Copy each line of the entries that contains the word "Machieraldo".

## START DATASET RECORDS

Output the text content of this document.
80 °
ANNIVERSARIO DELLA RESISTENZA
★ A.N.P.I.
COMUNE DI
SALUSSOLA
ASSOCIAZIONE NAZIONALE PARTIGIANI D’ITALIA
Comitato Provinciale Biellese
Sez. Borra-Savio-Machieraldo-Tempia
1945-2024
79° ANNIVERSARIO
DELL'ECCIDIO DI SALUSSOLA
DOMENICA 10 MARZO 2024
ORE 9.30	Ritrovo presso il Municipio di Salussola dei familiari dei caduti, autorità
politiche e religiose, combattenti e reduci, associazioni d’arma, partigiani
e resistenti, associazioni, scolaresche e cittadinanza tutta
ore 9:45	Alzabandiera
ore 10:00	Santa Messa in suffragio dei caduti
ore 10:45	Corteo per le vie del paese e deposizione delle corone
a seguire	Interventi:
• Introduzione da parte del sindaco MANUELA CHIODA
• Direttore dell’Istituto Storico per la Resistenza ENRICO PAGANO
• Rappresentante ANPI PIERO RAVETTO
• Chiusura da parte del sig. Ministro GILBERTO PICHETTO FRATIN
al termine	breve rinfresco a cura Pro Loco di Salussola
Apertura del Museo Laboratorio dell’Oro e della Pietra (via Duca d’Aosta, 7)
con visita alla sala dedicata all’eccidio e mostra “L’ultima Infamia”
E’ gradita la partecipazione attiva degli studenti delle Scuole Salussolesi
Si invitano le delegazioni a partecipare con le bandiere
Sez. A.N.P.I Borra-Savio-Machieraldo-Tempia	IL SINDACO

## END DATASET RECORDS

- **OUTPUT OF THE EXERCISE**:
Sez. Borra-Savio-Machieraldo-Tempia
Sez. A.N.P.I Borra-Savio-Machieraldo-Tempia	IL SINDACO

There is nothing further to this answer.